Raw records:

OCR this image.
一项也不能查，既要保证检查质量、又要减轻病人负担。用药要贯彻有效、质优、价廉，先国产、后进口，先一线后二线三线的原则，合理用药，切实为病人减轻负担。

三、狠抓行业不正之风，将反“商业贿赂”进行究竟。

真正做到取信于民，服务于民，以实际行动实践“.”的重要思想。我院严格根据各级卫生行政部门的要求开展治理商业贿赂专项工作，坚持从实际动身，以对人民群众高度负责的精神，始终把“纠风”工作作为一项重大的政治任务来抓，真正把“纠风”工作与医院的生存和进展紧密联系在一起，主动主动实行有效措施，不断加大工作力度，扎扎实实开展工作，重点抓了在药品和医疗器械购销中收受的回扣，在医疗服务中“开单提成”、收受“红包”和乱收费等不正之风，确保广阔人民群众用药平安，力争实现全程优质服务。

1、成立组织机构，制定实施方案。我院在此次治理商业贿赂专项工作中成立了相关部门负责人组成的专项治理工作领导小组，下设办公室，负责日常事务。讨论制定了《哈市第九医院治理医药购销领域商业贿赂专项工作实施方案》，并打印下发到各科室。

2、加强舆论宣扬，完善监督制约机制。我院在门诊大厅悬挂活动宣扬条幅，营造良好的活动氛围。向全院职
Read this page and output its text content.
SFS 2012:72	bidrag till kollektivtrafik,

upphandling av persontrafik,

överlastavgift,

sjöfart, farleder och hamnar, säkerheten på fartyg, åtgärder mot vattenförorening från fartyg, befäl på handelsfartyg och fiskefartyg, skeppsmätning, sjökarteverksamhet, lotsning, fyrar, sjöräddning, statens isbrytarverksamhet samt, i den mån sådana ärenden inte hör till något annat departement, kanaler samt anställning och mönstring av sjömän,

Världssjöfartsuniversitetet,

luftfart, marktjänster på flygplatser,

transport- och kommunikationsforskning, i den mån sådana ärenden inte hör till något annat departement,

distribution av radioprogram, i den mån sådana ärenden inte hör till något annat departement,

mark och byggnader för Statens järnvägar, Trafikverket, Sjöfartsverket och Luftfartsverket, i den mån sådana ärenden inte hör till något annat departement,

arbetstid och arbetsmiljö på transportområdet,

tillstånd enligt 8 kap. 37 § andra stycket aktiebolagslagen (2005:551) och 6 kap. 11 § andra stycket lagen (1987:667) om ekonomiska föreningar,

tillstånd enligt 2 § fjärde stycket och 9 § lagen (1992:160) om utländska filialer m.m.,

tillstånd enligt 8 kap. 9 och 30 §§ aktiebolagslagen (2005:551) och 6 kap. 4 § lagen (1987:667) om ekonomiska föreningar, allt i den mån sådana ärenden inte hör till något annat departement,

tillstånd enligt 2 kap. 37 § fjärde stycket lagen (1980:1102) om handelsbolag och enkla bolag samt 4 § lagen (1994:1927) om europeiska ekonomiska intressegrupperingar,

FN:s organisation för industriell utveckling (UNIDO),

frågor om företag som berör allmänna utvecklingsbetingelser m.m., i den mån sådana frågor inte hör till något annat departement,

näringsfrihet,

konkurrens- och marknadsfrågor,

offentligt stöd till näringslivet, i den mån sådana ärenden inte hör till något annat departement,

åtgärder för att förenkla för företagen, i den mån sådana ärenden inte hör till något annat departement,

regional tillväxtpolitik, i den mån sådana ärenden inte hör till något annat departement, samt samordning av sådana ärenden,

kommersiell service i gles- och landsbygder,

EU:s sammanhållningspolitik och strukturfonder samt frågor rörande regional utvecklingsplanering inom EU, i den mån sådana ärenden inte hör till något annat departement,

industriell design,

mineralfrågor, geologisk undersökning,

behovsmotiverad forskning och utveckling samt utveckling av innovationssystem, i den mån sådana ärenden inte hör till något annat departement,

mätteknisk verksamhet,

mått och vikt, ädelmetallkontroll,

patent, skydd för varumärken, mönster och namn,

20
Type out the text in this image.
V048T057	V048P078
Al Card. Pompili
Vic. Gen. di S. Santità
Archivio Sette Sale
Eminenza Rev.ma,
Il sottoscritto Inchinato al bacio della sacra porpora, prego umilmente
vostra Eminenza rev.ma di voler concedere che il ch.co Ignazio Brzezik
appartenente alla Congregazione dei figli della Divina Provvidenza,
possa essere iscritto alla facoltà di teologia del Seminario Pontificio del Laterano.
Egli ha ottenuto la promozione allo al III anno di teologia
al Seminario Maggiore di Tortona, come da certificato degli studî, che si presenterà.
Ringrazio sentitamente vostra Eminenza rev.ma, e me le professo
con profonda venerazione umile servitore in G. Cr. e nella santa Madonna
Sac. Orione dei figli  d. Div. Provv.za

What is required: Repeat the records above exactly as they appear.

Output for this task:
OCR this image.
一项也不能查，既要保证检查质量、又要减轻病人负担。用药要贯彻有效、质优、价廉，先国产、后进口，先一线后二线三线的原则，合理用药，切实为病人减轻负担。

三、狠抓行业不正之风，将反“商业贿赂”进行究竟。

真正做到取信于民，服务于民，以实际行动实践“.”的重要思想。我院严格根据各级卫生行政部门的要求开展治理商业贿赂专项工作，坚持从实际动身，以对人民群众高度负责的精神，始终把“纠风”工作作为一项重大的政治任务来抓，真正把“纠风”工作与医院的生存和进展紧密联系在一起，主动主动实行有效措施，不断加大工作力度，扎扎实实开展工作，重点抓了在药品和医疗器械购销中收受的回扣，在医疗服务中“开单提成”、收受“红包”和乱收费等不正之风，确保广阔人民群众用药平安，力争实现全程优质服务。

1、成立组织机构，制定实施方案。我院在此次治理商业贿赂专项工作中成立了相关部门负责人组成的专项治理工作领导小组，下设办公室，负责日常事务。讨论制定了《哈市第九医院治理医药购销领域商业贿赂专项工作实施方案》，并打印下发到各科室。

2、加强舆论宣扬，完善监督制约机制。我院在门诊大厅悬挂活动宣扬条幅，营造良好的活动氛围。向全院职
Read this page and output its text content.
SFS 2012:72	bidrag till kollektivtrafik,

upphandling av persontrafik,

överlastavgift,

sjöfart, farleder och hamnar, säkerheten på fartyg, åtgärder mot vattenförorening från fartyg, befäl på handelsfartyg och fiskefartyg, skeppsmätning, sjökarteverksamhet, lotsning, fyrar, sjöräddning, statens isbrytarverksamhet samt, i den mån sådana ärenden inte hör till något annat departement, kanaler samt anställning och mönstring av sjömän,

Världssjöfartsuniversitetet,

luftfart, marktjänster på flygplatser,

transport- och kommunikationsforskning, i den mån sådana ärenden inte hör till något annat departement,

distribution av radioprogram, i den mån sådana ärenden inte hör till något annat departement,

mark och byggnader för Statens järnvägar, Trafikverket, Sjöfartsverket och Luftfartsverket, i den mån sådana ärenden inte hör till något annat departement,

arbetstid och arbetsmiljö på transportområdet,

tillstånd enligt 8 kap. 37 § andra stycket aktiebolagslagen (2005:551) och 6 kap. 11 § andra stycket lagen (1987:667) om ekonomiska föreningar,

tillstånd enligt 2 § fjärde stycket och 9 § lagen (1992:160) om utländska filialer m.m.,

tillstånd enligt 8 kap. 9 och 30 §§ aktiebolagslagen (2005:551) och 6 kap. 4 § lagen (1987:667) om ekonomiska föreningar, allt i den mån sådana ärenden inte hör till något annat departement,

tillstånd enligt 2 kap. 37 § fjärde stycket lagen (1980:1102) om handelsbolag och enkla bolag samt 4 § lagen (1994:1927) om europeiska ekonomiska intressegrupperingar,

FN:s organisation för industriell utveckling (UNIDO),

frågor om företag som berör allmänna utvecklingsbetingelser m.m., i den mån sådana frågor inte hör till något annat departement,

näringsfrihet,

konkurrens- och marknadsfrågor,

offentligt stöd till näringslivet, i den mån sådana ärenden inte hör till något annat departement,

åtgärder för att förenkla för företagen, i den mån sådana ärenden inte hör till något annat departement,

regional tillväxtpolitik, i den mån sådana ärenden inte hör till något annat departement, samt samordning av sådana ärenden,

kommersiell service i gles- och landsbygder,

EU:s sammanhållningspolitik och strukturfonder samt frågor rörande regional utvecklingsplanering inom EU, i den mån sådana ärenden inte hör till något annat departement,

industriell design,

mineralfrågor, geologisk undersökning,

behovsmotiverad forskning och utveckling samt utveckling av innovationssystem, i den mån sådana ärenden inte hör till något annat departement,

mätteknisk verksamhet,

mått och vikt, ädelmetallkontroll,

patent, skydd för varumärken, mönster och namn,

20
Type out the text in this image.
V048T057	V048P078
Al Card. Pompili
Vic. Gen. di S. Santità
Archivio Sette Sale
Eminenza Rev.ma,
Il sottoscritto Inchinato al bacio della sacra porpora, prego umilmente
vostra Eminenza rev.ma di voler concedere che il ch.co Ignazio Brzezik
appartenente alla Congregazione dei figli della Divina Provvidenza,
possa essere iscritto alla facoltà di teologia del Seminario Pontificio del Laterano.
Egli ha ottenuto la promozione allo al III anno di teologia
al Seminario Maggiore di Tortona, come da certificato degli studî, che si presenterà.
Ringrazio sentitamente vostra Eminenza rev.ma, e me le professo
con profonda venerazione umile servitore in G. Cr. e nella santa Madonna
Sac. Orione dei figli  d. Div. Provv.za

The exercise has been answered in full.